Set exercise: Give every line back verbatim, dropping all images.

--- start of Information shown ---

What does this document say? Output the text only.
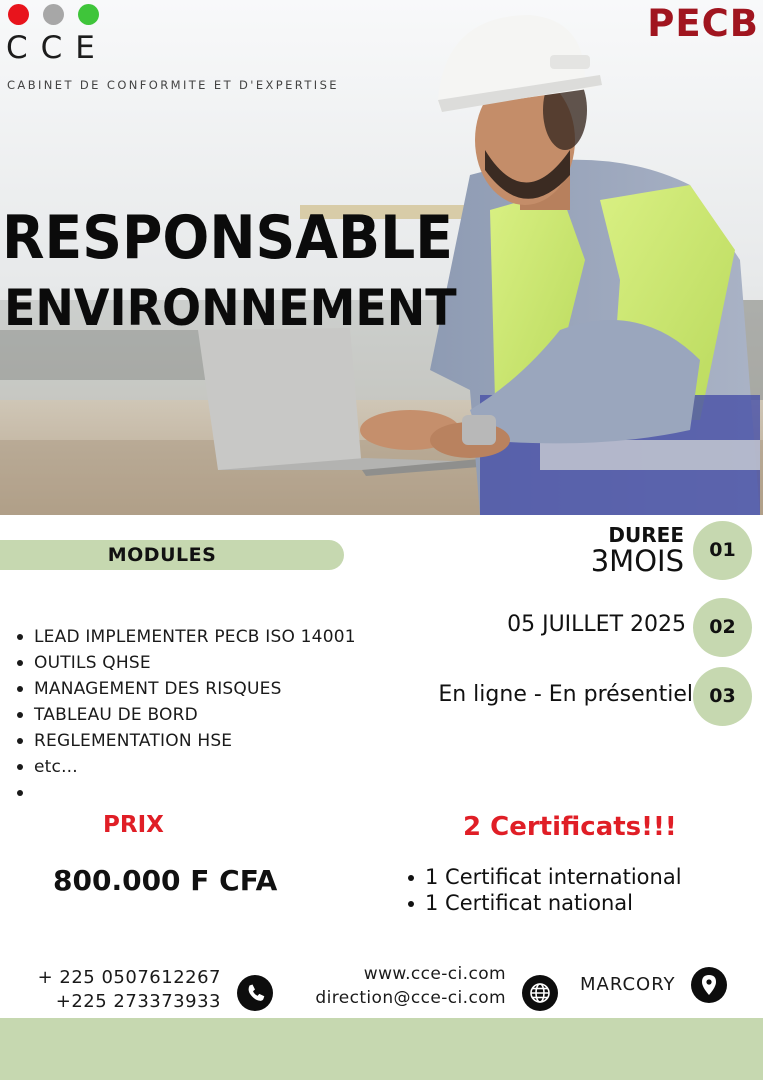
CCE
CABINET DE CONFORMITE ET D'EXPERTISE
PECB
RESPONSABLE
ENVIRONNEMENT
MODULES
LEAD IMPLEMENTER PECB ISO 14001
OUTILS QHSE
MANAGEMENT DES RISQUES
TABLEAU DE BORD
REGLEMENTATION HSE
etc...
DUREE
3MOIS	01
05 JUILLET 2025	02
En ligne - En présentiel 03
PRIX
800.000 F CFA
2 Certificats!!!
1 Certificat international
1 Certificat national
+ 225 0507612267
+225 273373933
www.cce-ci.com
direction@cce-ci.com
MARCORY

--- end of Information shown ---

Task answer:
What does this document say? Output the text only.
CCE
CABINET DE CONFORMITE ET D'EXPERTISE
PECB
RESPONSABLE
ENVIRONNEMENT
MODULES
LEAD IMPLEMENTER PECB ISO 14001
OUTILS QHSE
MANAGEMENT DES RISQUES
TABLEAU DE BORD
REGLEMENTATION HSE
etc...
DUREE
3MOIS	01
05 JUILLET 2025	02
En ligne - En présentiel 03
PRIX
800.000 F CFA
2 Certificats!!!
1 Certificat international
1 Certificat national
+ 225 0507612267
+225 273373933
www.cce-ci.com
direction@cce-ci.com
MARCORY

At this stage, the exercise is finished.